JOB:
Copy out each line that mentions the word "Papyrus".

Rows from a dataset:
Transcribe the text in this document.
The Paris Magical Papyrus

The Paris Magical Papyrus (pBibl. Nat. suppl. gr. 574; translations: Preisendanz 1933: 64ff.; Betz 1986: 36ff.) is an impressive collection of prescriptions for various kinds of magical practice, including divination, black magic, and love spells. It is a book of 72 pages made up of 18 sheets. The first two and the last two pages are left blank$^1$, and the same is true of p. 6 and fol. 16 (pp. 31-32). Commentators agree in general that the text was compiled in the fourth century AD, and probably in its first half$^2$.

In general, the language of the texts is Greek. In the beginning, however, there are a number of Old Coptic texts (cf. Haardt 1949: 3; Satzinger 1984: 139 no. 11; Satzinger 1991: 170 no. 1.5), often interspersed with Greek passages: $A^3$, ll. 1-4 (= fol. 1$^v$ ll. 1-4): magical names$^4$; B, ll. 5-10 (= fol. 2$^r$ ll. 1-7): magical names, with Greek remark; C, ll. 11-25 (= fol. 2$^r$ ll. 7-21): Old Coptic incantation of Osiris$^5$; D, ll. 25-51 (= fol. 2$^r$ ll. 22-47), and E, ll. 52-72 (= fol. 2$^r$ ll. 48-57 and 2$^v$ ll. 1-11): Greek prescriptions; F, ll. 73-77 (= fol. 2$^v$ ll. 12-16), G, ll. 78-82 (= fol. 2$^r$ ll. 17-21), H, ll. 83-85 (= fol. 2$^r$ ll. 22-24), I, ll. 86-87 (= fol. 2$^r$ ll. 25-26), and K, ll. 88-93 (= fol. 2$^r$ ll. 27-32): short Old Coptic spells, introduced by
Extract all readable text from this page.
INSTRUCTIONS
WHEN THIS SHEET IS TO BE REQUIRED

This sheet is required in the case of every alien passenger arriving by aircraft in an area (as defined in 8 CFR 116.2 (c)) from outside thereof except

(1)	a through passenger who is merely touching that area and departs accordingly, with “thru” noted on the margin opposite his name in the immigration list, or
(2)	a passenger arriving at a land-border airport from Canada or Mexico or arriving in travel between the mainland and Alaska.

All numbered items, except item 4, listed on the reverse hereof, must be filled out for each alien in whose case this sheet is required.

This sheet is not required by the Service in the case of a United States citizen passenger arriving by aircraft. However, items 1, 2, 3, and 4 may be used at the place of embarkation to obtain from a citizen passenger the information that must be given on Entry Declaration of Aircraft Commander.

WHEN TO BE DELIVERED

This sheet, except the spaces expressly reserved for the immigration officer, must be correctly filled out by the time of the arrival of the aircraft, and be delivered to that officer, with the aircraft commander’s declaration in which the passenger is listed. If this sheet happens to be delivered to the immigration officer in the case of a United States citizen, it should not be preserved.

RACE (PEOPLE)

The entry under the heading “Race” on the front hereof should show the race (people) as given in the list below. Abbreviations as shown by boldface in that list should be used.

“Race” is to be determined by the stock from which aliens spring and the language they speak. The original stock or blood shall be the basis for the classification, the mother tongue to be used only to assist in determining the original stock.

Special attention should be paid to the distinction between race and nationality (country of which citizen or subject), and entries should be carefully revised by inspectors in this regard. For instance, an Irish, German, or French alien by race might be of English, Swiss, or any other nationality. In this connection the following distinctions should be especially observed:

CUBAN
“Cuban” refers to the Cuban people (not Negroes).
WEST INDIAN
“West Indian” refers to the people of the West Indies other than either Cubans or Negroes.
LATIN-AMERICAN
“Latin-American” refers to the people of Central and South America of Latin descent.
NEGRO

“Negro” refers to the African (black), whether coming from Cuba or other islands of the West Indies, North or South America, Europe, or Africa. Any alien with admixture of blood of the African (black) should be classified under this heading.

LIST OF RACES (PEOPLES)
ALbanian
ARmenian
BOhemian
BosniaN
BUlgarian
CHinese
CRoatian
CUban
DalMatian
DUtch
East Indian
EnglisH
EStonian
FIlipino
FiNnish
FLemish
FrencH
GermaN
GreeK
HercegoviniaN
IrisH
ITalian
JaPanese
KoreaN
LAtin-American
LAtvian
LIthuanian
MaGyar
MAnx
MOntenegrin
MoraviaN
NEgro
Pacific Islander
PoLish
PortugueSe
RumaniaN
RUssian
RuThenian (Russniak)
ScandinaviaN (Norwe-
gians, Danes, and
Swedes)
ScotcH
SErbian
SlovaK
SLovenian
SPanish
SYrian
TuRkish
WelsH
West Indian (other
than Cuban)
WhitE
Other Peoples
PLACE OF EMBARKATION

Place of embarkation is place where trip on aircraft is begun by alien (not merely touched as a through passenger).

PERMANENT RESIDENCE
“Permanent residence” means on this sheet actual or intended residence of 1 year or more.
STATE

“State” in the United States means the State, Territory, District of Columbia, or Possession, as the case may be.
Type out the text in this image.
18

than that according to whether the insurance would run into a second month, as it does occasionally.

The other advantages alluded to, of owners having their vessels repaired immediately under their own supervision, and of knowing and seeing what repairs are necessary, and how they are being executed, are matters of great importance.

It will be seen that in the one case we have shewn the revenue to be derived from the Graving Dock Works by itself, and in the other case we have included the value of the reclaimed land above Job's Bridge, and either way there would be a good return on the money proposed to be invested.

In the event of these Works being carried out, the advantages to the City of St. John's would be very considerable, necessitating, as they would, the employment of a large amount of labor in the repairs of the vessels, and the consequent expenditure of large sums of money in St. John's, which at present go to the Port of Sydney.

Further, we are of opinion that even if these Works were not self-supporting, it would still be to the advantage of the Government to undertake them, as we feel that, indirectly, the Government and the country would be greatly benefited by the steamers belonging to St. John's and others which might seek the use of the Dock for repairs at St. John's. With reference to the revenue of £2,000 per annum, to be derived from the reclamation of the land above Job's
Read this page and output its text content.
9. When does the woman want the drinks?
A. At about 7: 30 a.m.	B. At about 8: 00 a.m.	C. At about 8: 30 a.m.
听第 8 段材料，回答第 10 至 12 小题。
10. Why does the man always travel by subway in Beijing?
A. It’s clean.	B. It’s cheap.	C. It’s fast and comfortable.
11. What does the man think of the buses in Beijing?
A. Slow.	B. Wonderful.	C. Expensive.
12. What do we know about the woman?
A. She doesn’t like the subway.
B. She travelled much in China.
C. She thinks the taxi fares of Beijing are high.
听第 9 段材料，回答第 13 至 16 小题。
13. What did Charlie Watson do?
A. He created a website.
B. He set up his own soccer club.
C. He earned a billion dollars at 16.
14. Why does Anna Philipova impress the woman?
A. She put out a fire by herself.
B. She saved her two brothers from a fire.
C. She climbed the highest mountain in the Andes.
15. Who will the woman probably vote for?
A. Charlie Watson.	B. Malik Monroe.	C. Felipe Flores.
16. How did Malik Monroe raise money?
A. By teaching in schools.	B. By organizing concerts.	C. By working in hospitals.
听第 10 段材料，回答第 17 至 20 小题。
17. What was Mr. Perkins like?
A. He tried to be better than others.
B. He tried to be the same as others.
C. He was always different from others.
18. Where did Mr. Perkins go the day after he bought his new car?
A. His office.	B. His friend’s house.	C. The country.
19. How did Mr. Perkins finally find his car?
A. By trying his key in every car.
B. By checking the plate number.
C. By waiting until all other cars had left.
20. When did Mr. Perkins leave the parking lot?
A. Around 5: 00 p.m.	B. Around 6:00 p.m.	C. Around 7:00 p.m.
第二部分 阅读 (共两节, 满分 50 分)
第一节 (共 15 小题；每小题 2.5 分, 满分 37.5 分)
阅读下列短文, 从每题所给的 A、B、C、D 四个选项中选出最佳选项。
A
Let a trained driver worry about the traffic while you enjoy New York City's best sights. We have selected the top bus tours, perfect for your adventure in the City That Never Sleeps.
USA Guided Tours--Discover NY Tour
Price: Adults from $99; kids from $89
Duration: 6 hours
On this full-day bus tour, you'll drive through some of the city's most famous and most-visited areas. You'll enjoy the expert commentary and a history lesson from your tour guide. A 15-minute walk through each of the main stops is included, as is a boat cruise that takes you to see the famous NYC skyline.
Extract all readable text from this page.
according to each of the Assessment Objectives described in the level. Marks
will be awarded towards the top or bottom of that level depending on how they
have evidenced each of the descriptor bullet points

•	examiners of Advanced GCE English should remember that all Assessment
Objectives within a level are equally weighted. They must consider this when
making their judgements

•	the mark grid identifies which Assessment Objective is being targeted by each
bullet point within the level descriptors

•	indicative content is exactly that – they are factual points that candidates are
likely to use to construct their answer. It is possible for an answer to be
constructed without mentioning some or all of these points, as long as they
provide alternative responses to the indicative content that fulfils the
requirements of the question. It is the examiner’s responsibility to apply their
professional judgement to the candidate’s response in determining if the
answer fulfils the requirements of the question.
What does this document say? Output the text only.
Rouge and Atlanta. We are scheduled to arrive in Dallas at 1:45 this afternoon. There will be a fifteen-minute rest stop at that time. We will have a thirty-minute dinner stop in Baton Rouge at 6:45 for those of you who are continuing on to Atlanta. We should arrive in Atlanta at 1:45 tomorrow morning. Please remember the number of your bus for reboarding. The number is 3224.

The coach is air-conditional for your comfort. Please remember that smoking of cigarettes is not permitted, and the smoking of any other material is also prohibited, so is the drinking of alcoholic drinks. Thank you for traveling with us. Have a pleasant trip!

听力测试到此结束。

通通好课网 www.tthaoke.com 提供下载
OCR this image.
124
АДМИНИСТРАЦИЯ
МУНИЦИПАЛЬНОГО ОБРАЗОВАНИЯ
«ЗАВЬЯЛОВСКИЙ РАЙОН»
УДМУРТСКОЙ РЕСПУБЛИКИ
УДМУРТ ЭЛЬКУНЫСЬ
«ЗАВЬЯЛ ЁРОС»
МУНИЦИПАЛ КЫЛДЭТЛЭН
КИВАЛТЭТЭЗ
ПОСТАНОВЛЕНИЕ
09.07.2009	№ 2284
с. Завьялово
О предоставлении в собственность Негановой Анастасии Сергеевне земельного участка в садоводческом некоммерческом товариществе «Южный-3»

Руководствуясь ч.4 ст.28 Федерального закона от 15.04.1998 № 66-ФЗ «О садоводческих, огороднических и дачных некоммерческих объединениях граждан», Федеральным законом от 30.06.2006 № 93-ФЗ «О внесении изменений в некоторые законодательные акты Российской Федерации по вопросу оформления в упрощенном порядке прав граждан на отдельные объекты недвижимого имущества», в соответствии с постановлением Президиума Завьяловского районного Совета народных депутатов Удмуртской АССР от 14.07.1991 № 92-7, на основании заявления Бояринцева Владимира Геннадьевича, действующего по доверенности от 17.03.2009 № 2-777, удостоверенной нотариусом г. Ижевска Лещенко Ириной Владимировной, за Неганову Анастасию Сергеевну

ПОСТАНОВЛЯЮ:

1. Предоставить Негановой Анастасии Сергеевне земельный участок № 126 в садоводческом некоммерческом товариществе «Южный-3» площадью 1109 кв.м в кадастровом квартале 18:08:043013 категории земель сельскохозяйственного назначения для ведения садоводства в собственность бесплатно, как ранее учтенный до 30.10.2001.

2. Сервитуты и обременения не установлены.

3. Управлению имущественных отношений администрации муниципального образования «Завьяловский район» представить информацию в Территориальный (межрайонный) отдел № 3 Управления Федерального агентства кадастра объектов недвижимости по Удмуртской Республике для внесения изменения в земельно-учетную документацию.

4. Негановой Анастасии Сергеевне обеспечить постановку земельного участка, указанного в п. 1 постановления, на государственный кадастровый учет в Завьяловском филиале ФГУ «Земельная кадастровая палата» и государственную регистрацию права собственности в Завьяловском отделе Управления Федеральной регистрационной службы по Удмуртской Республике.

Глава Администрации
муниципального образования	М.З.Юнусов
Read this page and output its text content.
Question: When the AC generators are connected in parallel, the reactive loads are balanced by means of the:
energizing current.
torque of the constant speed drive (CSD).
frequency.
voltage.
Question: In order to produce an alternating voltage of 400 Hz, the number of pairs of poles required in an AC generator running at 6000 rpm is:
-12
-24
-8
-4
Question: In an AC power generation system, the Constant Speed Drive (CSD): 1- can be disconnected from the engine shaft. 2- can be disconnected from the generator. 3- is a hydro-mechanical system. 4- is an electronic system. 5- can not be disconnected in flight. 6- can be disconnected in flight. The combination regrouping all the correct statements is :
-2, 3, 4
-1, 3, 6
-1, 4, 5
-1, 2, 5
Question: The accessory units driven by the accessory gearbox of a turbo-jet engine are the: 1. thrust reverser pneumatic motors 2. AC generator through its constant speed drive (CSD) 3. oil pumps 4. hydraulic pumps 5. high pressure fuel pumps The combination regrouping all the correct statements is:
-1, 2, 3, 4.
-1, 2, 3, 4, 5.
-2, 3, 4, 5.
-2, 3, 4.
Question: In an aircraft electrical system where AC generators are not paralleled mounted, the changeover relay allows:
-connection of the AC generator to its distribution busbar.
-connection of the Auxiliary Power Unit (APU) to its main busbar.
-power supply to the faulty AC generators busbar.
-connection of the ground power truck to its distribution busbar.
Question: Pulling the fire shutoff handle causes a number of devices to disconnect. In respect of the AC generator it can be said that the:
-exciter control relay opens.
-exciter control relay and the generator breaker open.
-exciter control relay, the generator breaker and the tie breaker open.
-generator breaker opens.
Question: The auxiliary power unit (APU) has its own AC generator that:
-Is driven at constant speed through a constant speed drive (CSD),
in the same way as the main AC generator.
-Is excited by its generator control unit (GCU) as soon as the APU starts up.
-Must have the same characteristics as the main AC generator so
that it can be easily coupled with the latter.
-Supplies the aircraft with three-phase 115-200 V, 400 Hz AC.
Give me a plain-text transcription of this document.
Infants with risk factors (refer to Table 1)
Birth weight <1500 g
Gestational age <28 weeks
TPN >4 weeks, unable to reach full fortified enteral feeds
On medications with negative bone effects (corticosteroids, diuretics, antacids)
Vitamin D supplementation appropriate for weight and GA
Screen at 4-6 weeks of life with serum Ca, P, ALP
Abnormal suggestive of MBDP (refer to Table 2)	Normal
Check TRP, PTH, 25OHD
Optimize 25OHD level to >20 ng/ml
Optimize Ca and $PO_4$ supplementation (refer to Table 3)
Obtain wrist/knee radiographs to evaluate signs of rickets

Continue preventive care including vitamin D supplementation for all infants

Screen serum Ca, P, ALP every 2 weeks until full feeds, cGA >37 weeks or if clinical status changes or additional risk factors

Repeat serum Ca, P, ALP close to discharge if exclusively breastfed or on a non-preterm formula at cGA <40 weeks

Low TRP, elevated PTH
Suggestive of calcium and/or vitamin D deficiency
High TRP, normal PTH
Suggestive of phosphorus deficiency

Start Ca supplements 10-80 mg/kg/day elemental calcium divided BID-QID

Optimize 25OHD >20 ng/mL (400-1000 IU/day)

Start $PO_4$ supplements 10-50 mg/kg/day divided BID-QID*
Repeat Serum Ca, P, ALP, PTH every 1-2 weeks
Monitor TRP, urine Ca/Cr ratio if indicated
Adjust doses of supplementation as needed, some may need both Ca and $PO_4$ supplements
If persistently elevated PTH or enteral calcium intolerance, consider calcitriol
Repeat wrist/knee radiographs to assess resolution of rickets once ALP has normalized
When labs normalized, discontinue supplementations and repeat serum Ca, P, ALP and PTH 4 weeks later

EXPECTED ANSWER:
The Paris Magical Papyrus
The Paris Magical Papyrus (pBibl. Nat. suppl. gr. 574; translations: Preisendanz 1933: 64ff.; Betz 1986: 36ff.) is an impressive collection of prescriptions for various kinds of magical practice, including divination, black magic, and love spells. It is a book of 72 pages made up of 18 sheets. The first two and the last two pages are left blank$^1$, and the same is true of p. 6 and fol. 16 (pp. 31-32). Commentators agree in general that the text was compiled in the fourth century AD, and probably in its first half$^2$.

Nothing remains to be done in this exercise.